● **READING TEXT**:
• • • • •

Summary of Oliver Twist

Summary of Oliver Twist

Author’s brief biography: The full name of Charles Dickens is Charles John Huffam Dickens (1812–1870) was an English writer and social critic. He has produced some of the most famous fictional characters. He is considered by many to be the greatest novelist of the Victorian era. His works gained unprecedented popularity during his lifetime and by the 20th century, he was recognized as a literary genius by critics and scholars. His novels and short stories are widely read even today. Charles Dickens was born in the port city of Portsmouth, south-east England. Dickens left school to work in a factory when his father was imprisoned because of debt. Despite a lack of formal education, he edited a weekly magazine for 20 years, wrote 15 novels, five novellas, hundreds of short stories, and wrote non-fictional articles. Charles Dickens campaigned vigorously for children’s rights, education, and other social reforms.

Key Facts of the novel

Full Title:  Oliver Twist: The Parish Boy’s Progress

Genre:  Detective story or novel of social protest

Time of composition: 1837

Published date: 1837

Narrator:  Anonymous narrator

Point Of View: Third person omniscient

Time Setting: 1830s, industrial revolution of England.

Place Setting: London and fictional town named Mudfog; the English countryside.

Duration of the plot: Most probably 15 years but mainly three years

Chapters: There are 14 chapters in the novel.

Protagonist:  Oliver Twist

Major Conflict: Although Oliver is righteous, the social environment in which he has been raised encourages theft and prostitution. Oliver fights to gain his identity and to rise above the humiliating conditions of the lower classes.

Character analysis

Oliver Twist

He is the protagonist of the novel. His mother dies shortly after giving birth to him and there is no indication of his father. So he is an orphan. He is nine years old when the main story begins. He is naive, innocent, and grateful to those who help me. So, he is good. He is virtuous. He suffers from a long three years suffering in the main plot of the story.

Mr. Bumble

He is a despicable and awful person. He is a church official at the workhouse where Oliver has to live. Dickens makes him unlikable in pretty much every way because of his arrogance and mistreatment to the boys.

• • • • •

● **SUPPLIED MATERIAL**:
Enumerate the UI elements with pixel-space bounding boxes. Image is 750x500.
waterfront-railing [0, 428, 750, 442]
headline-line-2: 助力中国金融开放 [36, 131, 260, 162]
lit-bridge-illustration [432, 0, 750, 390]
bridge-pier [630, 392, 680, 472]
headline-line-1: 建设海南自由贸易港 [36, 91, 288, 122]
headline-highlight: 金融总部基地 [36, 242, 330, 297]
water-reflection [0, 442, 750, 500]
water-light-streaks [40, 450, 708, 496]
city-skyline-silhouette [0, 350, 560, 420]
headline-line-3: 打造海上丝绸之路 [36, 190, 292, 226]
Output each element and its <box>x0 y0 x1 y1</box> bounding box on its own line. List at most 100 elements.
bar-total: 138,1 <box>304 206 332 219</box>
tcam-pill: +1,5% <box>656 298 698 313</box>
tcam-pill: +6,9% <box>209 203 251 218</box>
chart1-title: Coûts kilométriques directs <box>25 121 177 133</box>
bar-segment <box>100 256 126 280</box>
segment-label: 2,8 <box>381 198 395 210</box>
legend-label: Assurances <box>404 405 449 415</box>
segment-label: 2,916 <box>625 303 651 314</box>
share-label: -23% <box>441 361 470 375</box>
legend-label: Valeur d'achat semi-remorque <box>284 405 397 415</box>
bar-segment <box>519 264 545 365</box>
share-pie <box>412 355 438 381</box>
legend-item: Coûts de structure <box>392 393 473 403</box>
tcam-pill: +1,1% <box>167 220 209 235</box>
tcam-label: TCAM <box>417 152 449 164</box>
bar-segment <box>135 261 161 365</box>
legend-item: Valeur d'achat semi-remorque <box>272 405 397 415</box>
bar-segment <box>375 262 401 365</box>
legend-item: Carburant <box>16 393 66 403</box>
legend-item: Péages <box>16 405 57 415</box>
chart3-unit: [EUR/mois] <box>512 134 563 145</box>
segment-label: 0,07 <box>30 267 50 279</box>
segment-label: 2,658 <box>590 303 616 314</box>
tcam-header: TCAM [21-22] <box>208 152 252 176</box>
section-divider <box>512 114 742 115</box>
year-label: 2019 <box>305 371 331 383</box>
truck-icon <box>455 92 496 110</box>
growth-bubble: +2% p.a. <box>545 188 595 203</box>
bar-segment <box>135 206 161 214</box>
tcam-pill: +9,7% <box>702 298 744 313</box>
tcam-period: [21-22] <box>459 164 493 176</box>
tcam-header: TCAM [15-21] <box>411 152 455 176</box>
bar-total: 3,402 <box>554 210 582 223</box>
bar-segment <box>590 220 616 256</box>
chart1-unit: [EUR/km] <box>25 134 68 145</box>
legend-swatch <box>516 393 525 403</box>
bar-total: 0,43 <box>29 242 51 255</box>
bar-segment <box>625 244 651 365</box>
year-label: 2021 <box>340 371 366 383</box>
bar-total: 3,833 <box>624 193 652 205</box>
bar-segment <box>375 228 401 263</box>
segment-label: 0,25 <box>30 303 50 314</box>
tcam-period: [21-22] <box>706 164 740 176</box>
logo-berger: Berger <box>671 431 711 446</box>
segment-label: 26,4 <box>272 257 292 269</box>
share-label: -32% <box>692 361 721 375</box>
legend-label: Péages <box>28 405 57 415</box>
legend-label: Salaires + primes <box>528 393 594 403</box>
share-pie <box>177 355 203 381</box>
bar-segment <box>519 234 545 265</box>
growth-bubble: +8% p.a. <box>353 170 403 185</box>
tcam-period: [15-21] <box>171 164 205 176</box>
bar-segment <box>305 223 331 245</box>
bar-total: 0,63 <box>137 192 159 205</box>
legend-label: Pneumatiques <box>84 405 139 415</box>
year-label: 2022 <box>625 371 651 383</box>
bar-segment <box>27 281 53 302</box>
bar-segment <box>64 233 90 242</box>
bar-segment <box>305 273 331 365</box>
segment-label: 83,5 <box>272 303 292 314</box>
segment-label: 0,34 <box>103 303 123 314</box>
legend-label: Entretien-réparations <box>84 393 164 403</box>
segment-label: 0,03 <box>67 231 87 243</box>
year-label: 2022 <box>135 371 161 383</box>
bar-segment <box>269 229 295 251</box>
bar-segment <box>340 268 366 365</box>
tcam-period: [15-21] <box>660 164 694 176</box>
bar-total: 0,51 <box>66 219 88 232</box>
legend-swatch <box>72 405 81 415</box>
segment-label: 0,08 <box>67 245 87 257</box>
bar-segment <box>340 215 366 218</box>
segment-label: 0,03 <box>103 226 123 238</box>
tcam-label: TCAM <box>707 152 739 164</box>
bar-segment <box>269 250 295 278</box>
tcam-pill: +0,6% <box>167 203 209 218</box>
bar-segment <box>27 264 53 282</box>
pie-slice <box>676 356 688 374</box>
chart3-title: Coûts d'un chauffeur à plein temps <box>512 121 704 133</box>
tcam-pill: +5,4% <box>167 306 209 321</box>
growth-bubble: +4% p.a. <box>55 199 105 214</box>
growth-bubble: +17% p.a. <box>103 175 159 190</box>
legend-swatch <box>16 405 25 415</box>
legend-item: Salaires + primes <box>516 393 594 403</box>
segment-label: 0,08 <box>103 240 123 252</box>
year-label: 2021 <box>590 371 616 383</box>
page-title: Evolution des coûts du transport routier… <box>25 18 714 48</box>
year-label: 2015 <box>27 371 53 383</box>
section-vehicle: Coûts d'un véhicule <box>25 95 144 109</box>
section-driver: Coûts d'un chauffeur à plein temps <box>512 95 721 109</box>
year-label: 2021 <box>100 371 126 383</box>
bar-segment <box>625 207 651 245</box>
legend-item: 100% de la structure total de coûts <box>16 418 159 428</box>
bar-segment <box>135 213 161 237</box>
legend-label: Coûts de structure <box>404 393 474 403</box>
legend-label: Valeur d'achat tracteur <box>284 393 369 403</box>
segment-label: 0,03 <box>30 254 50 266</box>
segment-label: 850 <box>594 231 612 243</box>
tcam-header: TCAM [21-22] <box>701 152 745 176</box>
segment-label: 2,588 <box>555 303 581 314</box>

• • • • •

● **WRITTEN TASKS**:
[1] Reproduce the part of the Oliver Twist summary between "Time Setting: 1830s, industrial" and "the lower classes.", inclusive.
[2] Using the Oliver Twist summary, answer these:
(a) In which port city was Charles Dickens born?
(b) From what point of view is the novel told?
(c) How old is Oliver when the main story begins?

● **TASK RESULTS**:
[1]
Time Setting: 1830s, industrial revolution of England.

Place Setting: London and fictional town named Mudfog; the English countryside.

Duration of the plot: Most probably 15 years but mainly three years

Chapters: There are 14 chapters in the novel.

Protagonist:  Oliver Twist

Major Conflict: Although Oliver is righteous, the social environment in which he has been raised encourages theft and prostitution. Oliver fights to gain his identity and to rise above the humiliating conditions of the lower classes.

[2]
(a) Portsmouth
(b) Third person omniscient
(c) Nine years old